Directions for this task >>
Images excluded, repeat each entry below exactly.

(Data entries)
>> START

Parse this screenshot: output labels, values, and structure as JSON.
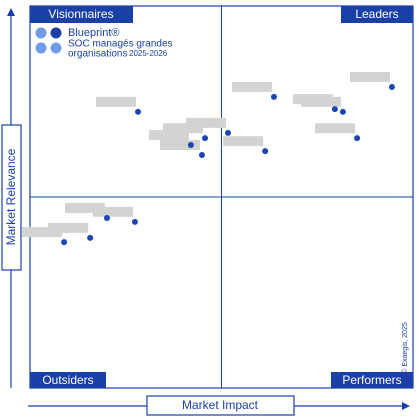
{
  "chart_data": {
    "type": "scatter",
    "quadrants": [
      "Visionnaires",
      "Leaders",
      "Outsiders",
      "Performers"
    ],
    "x_label": "Market Impact",
    "y_label": "Market Relevance",
    "legend": [
      "Blueprint®",
      "SOC managés grandes",
      "organisations",
      "2025-2026"
    ],
    "copyright": "© Exaegis, 2025",
    "xlim": [
      0,
      100
    ],
    "ylim": [
      0,
      100
    ],
    "series": [
      {
        "color": "#1a44b8",
        "x": [
          94.5,
          79.6,
          81.7,
          85.4,
          63.7,
          61.4,
          51.7,
          45.7,
          42.0,
          44.9,
          28.2,
          27.4,
          20.1,
          15.7,
          8.9
        ],
        "values": [
          78.8,
          73.0,
          72.3,
          65.4,
          76.2,
          62.0,
          66.8,
          65.4,
          63.6,
          61.0,
          72.3,
          43.5,
          44.5,
          39.3,
          38.2
        ]
      }
    ]
  }
}
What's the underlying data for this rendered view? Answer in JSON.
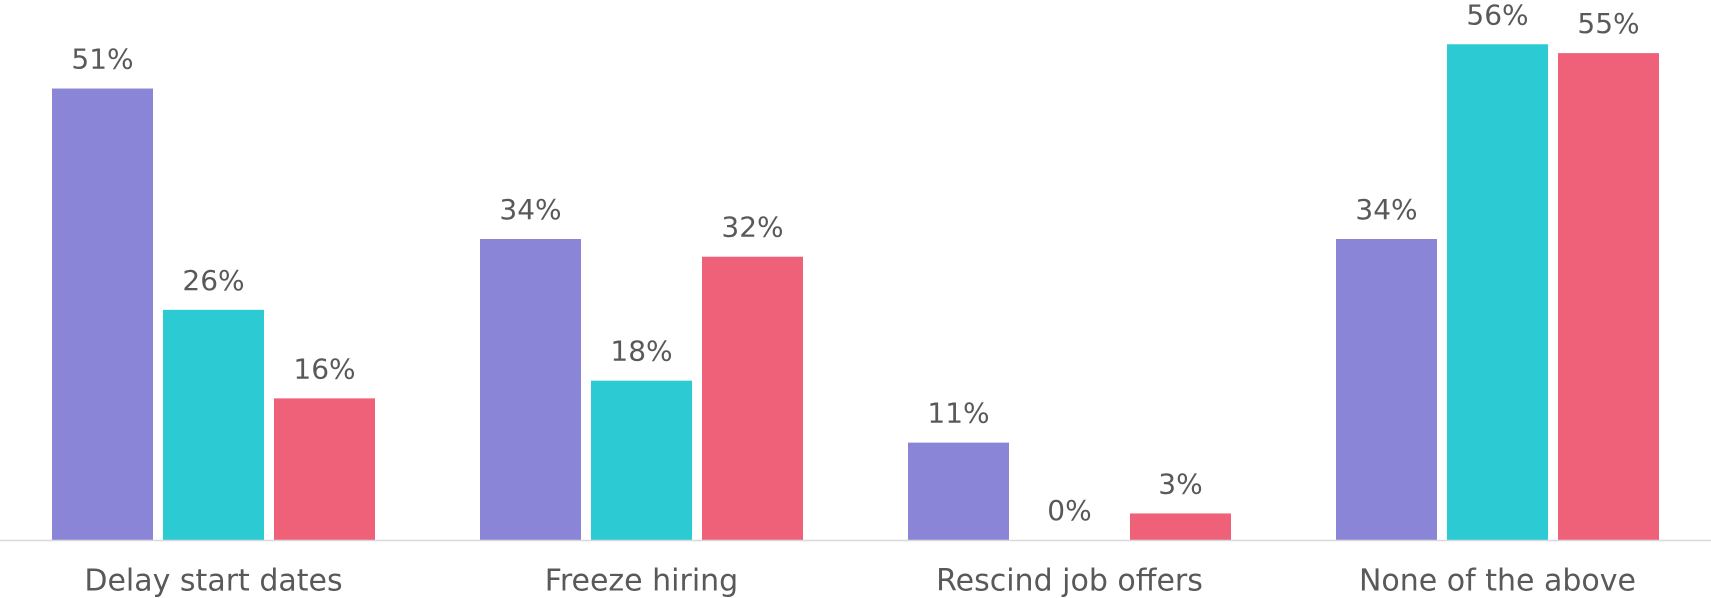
{
  "chart_data": {
    "type": "bar",
    "categories": [
      "Delay start dates",
      "Freeze hiring",
      "Rescind job offers",
      "None of the above"
    ],
    "series": [
      {
        "color": "#8b85d8",
        "values": [
          51,
          34,
          11,
          34
        ],
        "value_labels": [
          "51%",
          "34%",
          "11%",
          "34%"
        ]
      },
      {
        "color": "#2ccbd3",
        "values": [
          26,
          18,
          0,
          56
        ],
        "value_labels": [
          "26%",
          "18%",
          "0%",
          "56%"
        ]
      },
      {
        "color": "#ef6179",
        "values": [
          16,
          32,
          3,
          55
        ],
        "value_labels": [
          "16%",
          "32%",
          "3%",
          "55%"
        ]
      }
    ],
    "ylim": [
      0,
      61
    ]
  }
}
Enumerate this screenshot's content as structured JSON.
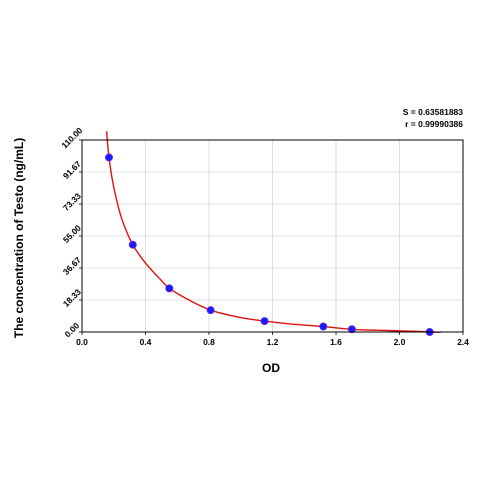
{
  "chart_data": {
    "type": "scatter",
    "title": "",
    "xlabel": "OD",
    "ylabel": "The concentration of Testo (ng/mL)",
    "xlim": [
      0.0,
      2.4
    ],
    "ylim": [
      0.0,
      110.0
    ],
    "x_ticks": [
      "0.0",
      "0.4",
      "0.8",
      "1.2",
      "1.6",
      "2.0",
      "2.4"
    ],
    "y_ticks": [
      "0.00",
      "18.33",
      "36.67",
      "55.00",
      "73.33",
      "91.67",
      "110.00"
    ],
    "grid": true,
    "stats": {
      "s_label": "S = 0.63581883",
      "r_label": "r = 0.99990386"
    },
    "series": [
      {
        "kind": "points",
        "color": "#1a1aff",
        "x": [
          0.17,
          0.32,
          0.55,
          0.81,
          1.15,
          1.52,
          1.7,
          2.19
        ],
        "y": [
          100.0,
          50.0,
          25.0,
          12.5,
          6.25,
          3.13,
          1.56,
          0.0
        ]
      },
      {
        "kind": "fit-curve",
        "color": "#e01010",
        "x": [
          0.155,
          0.17,
          0.2,
          0.25,
          0.32,
          0.4,
          0.5,
          0.55,
          0.65,
          0.81,
          1.0,
          1.15,
          1.3,
          1.52,
          1.7,
          1.9,
          2.1,
          2.19,
          2.26
        ],
        "y": [
          115.0,
          100.0,
          83.0,
          65.0,
          50.0,
          39.5,
          29.5,
          25.0,
          19.5,
          12.5,
          8.3,
          6.25,
          4.7,
          3.13,
          1.56,
          0.9,
          0.4,
          0.0,
          -0.1
        ]
      }
    ]
  },
  "colors": {
    "axis": "#000000",
    "grid": "#c8c8c8",
    "point_fill": "#1a1aff",
    "point_stroke": "#1a1aff",
    "curve": "#e01010"
  }
}
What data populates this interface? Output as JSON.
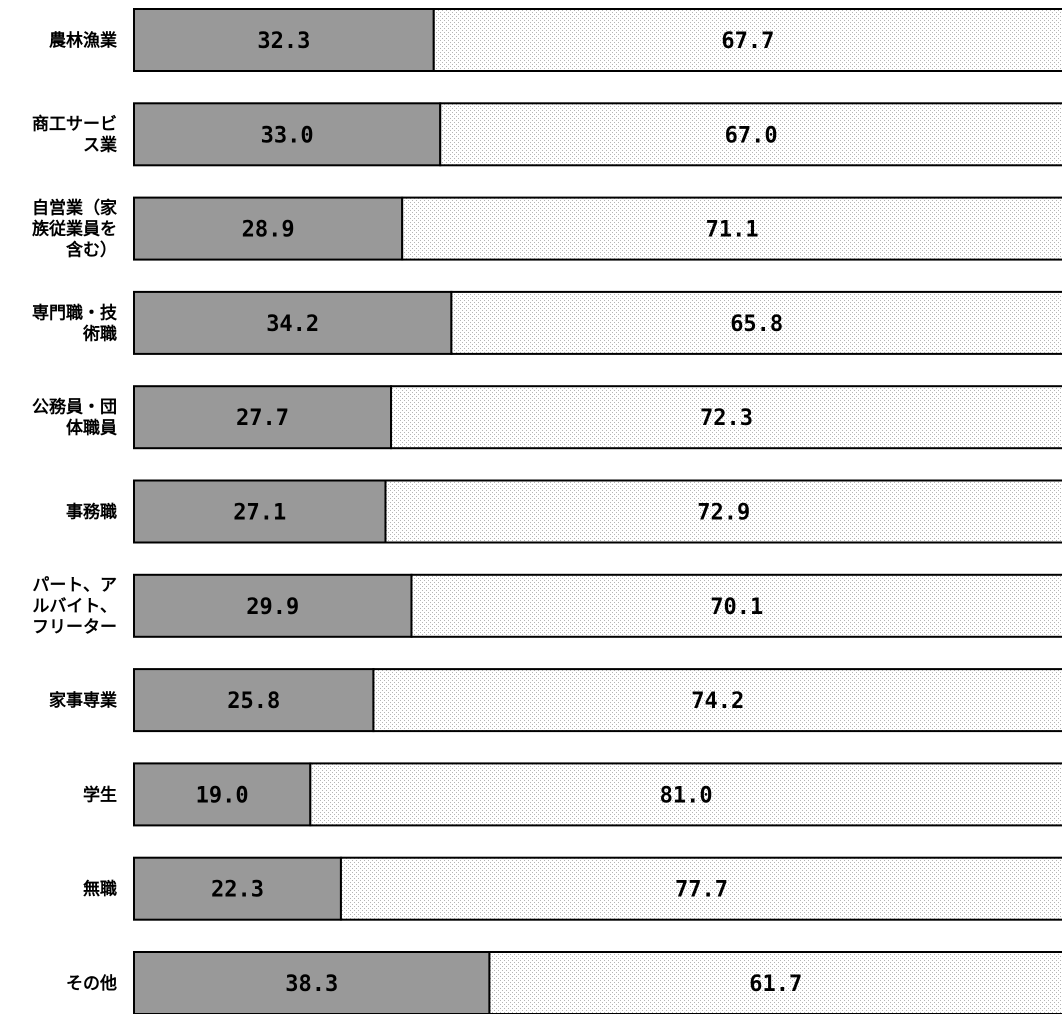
{
  "chart_data": {
    "type": "bar",
    "orientation": "horizontal",
    "stacked": true,
    "percent_stacked": true,
    "categories": [
      "農林漁業",
      "商工サービス業",
      "自営業（家族従業員を含む）",
      "専門職・技術職",
      "公務員・団体職員",
      "事務職",
      "パート、アルバイト、フリーター",
      "家事専業",
      "学生",
      "無職",
      "その他"
    ],
    "category_label_lines": [
      [
        "農林漁業"
      ],
      [
        "商工サービ",
        "ス業"
      ],
      [
        "自営業（家",
        "族従業員を",
        "含む）"
      ],
      [
        "専門職・技",
        "術職"
      ],
      [
        "公務員・団",
        "体職員"
      ],
      [
        "事務職"
      ],
      [
        "パート、ア",
        "ルバイト、",
        "フリーター"
      ],
      [
        "家事専業"
      ],
      [
        "学生"
      ],
      [
        "無職"
      ],
      [
        "その他"
      ]
    ],
    "series": [
      {
        "values": [
          32.3,
          33.0,
          28.9,
          34.2,
          27.7,
          27.1,
          29.9,
          25.8,
          19.0,
          22.3,
          38.3
        ],
        "labels": [
          "32.3",
          "33.0",
          "28.9",
          "34.2",
          "27.7",
          "27.1",
          "29.9",
          "25.8",
          "19.0",
          "22.3",
          "38.3"
        ],
        "color": "#999999",
        "pattern": "solid"
      },
      {
        "values": [
          67.7,
          67.0,
          71.1,
          65.8,
          72.3,
          72.9,
          70.1,
          74.2,
          81.0,
          77.7,
          61.7
        ],
        "labels": [
          "67.7",
          "67.0",
          "71.1",
          "65.8",
          "72.3",
          "72.9",
          "70.1",
          "74.2",
          "81.0",
          "77.7",
          "61.7"
        ],
        "color": "#ffffff",
        "pattern": "dotted"
      }
    ],
    "xlim": [
      0,
      100
    ],
    "title": "",
    "xlabel": "",
    "ylabel": "",
    "legend": "none",
    "grid": false
  }
}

>> END

Result of this task >>
Parse this screenshot: output labels, values, and structure as JSON.
{
  "chart_data": {
    "type": "scatter",
    "quadrants": [
      "Visionnaires",
      "Leaders",
      "Outsiders",
      "Performers"
    ],
    "x_label": "Market Impact",
    "y_label": "Market Relevance",
    "legend": [
      "Blueprint®",
      "SOC managés grandes",
      "organisations",
      "2025-2026"
    ],
    "copyright": "© Exaegis, 2025",
    "xlim": [
      0,
      100
    ],
    "ylim": [
      0,
      100
    ],
    "series": [
      {
        "color": "#1a44b8",
        "x": [
          94.5,
          79.6,
          81.7,
          85.4,
          63.7,
          61.4,
          51.7,
          45.7,
          42.0,
          44.9,
          28.2,
          27.4,
          20.1,
          15.7,
          8.9
        ],
        "values": [
          78.8,
          73.0,
          72.3,
          65.4,
          76.2,
          62.0,
          66.8,
          65.4,
          63.6,
          61.0,
          72.3,
          43.5,
          44.5,
          39.3,
          38.2
        ]
      }
    ]
  }
}
What's the underlying data for this rendered view? Answer in JSON.
{
  "chart_data": {
    "type": "bar",
    "categories": [
      "Delay start dates",
      "Freeze hiring",
      "Rescind job offers",
      "None of the above"
    ],
    "series": [
      {
        "color": "#8b85d8",
        "values": [
          51,
          34,
          11,
          34
        ],
        "value_labels": [
          "51%",
          "34%",
          "11%",
          "34%"
        ]
      },
      {
        "color": "#2ccbd3",
        "values": [
          26,
          18,
          0,
          56
        ],
        "value_labels": [
          "26%",
          "18%",
          "0%",
          "56%"
        ]
      },
      {
        "color": "#ef6179",
        "values": [
          16,
          32,
          3,
          55
        ],
        "value_labels": [
          "16%",
          "32%",
          "3%",
          "55%"
        ]
      }
    ],
    "ylim": [
      0,
      61
    ]
  }
}
Enumerate this screenshot's content as structured JSON.
{
  "chart_data": {
    "type": "scatter",
    "title": "",
    "xlabel": "OD",
    "ylabel": "The concentration of Testo (ng/mL)",
    "xlim": [
      0.0,
      2.4
    ],
    "ylim": [
      0.0,
      110.0
    ],
    "x_ticks": [
      "0.0",
      "0.4",
      "0.8",
      "1.2",
      "1.6",
      "2.0",
      "2.4"
    ],
    "y_ticks": [
      "0.00",
      "18.33",
      "36.67",
      "55.00",
      "73.33",
      "91.67",
      "110.00"
    ],
    "grid": true,
    "stats": {
      "s_label": "S = 0.63581883",
      "r_label": "r = 0.99990386"
    },
    "series": [
      {
        "kind": "points",
        "color": "#1a1aff",
        "x": [
          0.17,
          0.32,
          0.55,
          0.81,
          1.15,
          1.52,
          1.7,
          2.19
        ],
        "y": [
          100.0,
          50.0,
          25.0,
          12.5,
          6.25,
          3.13,
          1.56,
          0.0
        ]
      },
      {
        "kind": "fit-curve",
        "color": "#e01010",
        "x": [
          0.155,
          0.17,
          0.2,
          0.25,
          0.32,
          0.4,
          0.5,
          0.55,
          0.65,
          0.81,
          1.0,
          1.15,
          1.3,
          1.52,
          1.7,
          1.9,
          2.1,
          2.19,
          2.26
        ],
        "y": [
          115.0,
          100.0,
          83.0,
          65.0,
          50.0,
          39.5,
          29.5,
          25.0,
          19.5,
          12.5,
          8.3,
          6.25,
          4.7,
          3.13,
          1.56,
          0.9,
          0.4,
          0.0,
          -0.1
        ]
      }
    ]
  },
  "colors": {
    "axis": "#000000",
    "grid": "#c8c8c8",
    "point_fill": "#1a1aff",
    "point_stroke": "#1a1aff",
    "curve": "#e01010"
  }
}
What data populates this interface? Output as JSON.
{
  "chart_data": {
    "type": "bar",
    "orientation": "horizontal",
    "stacked": true,
    "percent_stacked": true,
    "categories": [
      "農林漁業",
      "商工サービス業",
      "自営業（家族従業員を含む）",
      "専門職・技術職",
      "公務員・団体職員",
      "事務職",
      "パート、アルバイト、フリーター",
      "家事専業",
      "学生",
      "無職",
      "その他"
    ],
    "category_label_lines": [
      [
        "農林漁業"
      ],
      [
        "商工サービ",
        "ス業"
      ],
      [
        "自営業（家",
        "族従業員を",
        "含む）"
      ],
      [
        "専門職・技",
        "術職"
      ],
      [
        "公務員・団",
        "体職員"
      ],
      [
        "事務職"
      ],
      [
        "パート、ア",
        "ルバイト、",
        "フリーター"
      ],
      [
        "家事専業"
      ],
      [
        "学生"
      ],
      [
        "無職"
      ],
      [
        "その他"
      ]
    ],
    "series": [
      {
        "values": [
          32.3,
          33.0,
          28.9,
          34.2,
          27.7,
          27.1,
          29.9,
          25.8,
          19.0,
          22.3,
          38.3
        ],
        "labels": [
          "32.3",
          "33.0",
          "28.9",
          "34.2",
          "27.7",
          "27.1",
          "29.9",
          "25.8",
          "19.0",
          "22.3",
          "38.3"
        ],
        "color": "#999999",
        "pattern": "solid"
      },
      {
        "values": [
          67.7,
          67.0,
          71.1,
          65.8,
          72.3,
          72.9,
          70.1,
          74.2,
          81.0,
          77.7,
          61.7
        ],
        "labels": [
          "67.7",
          "67.0",
          "71.1",
          "65.8",
          "72.3",
          "72.9",
          "70.1",
          "74.2",
          "81.0",
          "77.7",
          "61.7"
        ],
        "color": "#ffffff",
        "pattern": "dotted"
      }
    ],
    "xlim": [
      0,
      100
    ],
    "title": "",
    "xlabel": "",
    "ylabel": "",
    "legend": "none",
    "grid": false
  }
}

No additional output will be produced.